======== Record set ========
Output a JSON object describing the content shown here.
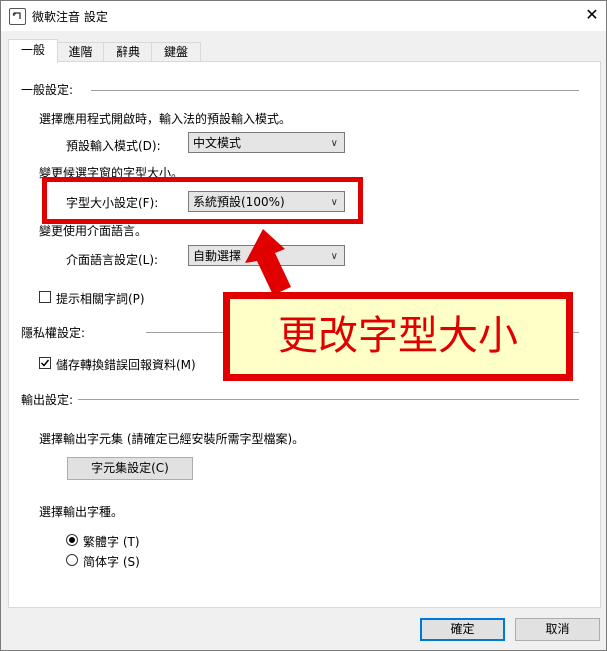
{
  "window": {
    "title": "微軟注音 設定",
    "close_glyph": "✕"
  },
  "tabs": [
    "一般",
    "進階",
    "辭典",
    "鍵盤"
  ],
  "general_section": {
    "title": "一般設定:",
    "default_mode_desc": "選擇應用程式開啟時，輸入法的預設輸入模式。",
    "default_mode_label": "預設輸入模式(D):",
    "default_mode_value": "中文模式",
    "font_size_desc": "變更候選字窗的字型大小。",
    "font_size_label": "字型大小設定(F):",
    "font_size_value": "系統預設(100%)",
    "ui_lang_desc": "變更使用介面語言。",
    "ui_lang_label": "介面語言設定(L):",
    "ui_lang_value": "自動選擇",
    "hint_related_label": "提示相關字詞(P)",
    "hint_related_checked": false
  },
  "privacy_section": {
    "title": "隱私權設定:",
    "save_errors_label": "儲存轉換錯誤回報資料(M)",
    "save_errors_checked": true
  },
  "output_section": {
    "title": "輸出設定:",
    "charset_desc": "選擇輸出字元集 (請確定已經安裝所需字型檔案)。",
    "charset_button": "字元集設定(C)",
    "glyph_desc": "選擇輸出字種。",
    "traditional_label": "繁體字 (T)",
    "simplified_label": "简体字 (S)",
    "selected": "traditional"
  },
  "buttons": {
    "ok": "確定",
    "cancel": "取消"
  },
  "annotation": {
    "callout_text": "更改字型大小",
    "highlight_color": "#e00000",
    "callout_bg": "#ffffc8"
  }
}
========
Write the records out again in full, exactly, and skip every picture.

Output a JSON object describing the content shown here.
{
  "window": {
    "title": "微軟注音 設定",
    "close_glyph": "✕"
  },
  "tabs": [
    "一般",
    "進階",
    "辭典",
    "鍵盤"
  ],
  "general_section": {
    "title": "一般設定:",
    "default_mode_desc": "選擇應用程式開啟時，輸入法的預設輸入模式。",
    "default_mode_label": "預設輸入模式(D):",
    "default_mode_value": "中文模式",
    "font_size_desc": "變更候選字窗的字型大小。",
    "font_size_label": "字型大小設定(F):",
    "font_size_value": "系統預設(100%)",
    "ui_lang_desc": "變更使用介面語言。",
    "ui_lang_label": "介面語言設定(L):",
    "ui_lang_value": "自動選擇",
    "hint_related_label": "提示相關字詞(P)",
    "hint_related_checked": false
  },
  "privacy_section": {
    "title": "隱私權設定:",
    "save_errors_label": "儲存轉換錯誤回報資料(M)",
    "save_errors_checked": true
  },
  "output_section": {
    "title": "輸出設定:",
    "charset_desc": "選擇輸出字元集 (請確定已經安裝所需字型檔案)。",
    "charset_button": "字元集設定(C)",
    "glyph_desc": "選擇輸出字種。",
    "traditional_label": "繁體字 (T)",
    "simplified_label": "简体字 (S)",
    "selected": "traditional"
  },
  "buttons": {
    "ok": "確定",
    "cancel": "取消"
  },
  "annotation": {
    "callout_text": "更改字型大小",
    "highlight_color": "#e00000",
    "callout_bg": "#ffffc8"
  }
}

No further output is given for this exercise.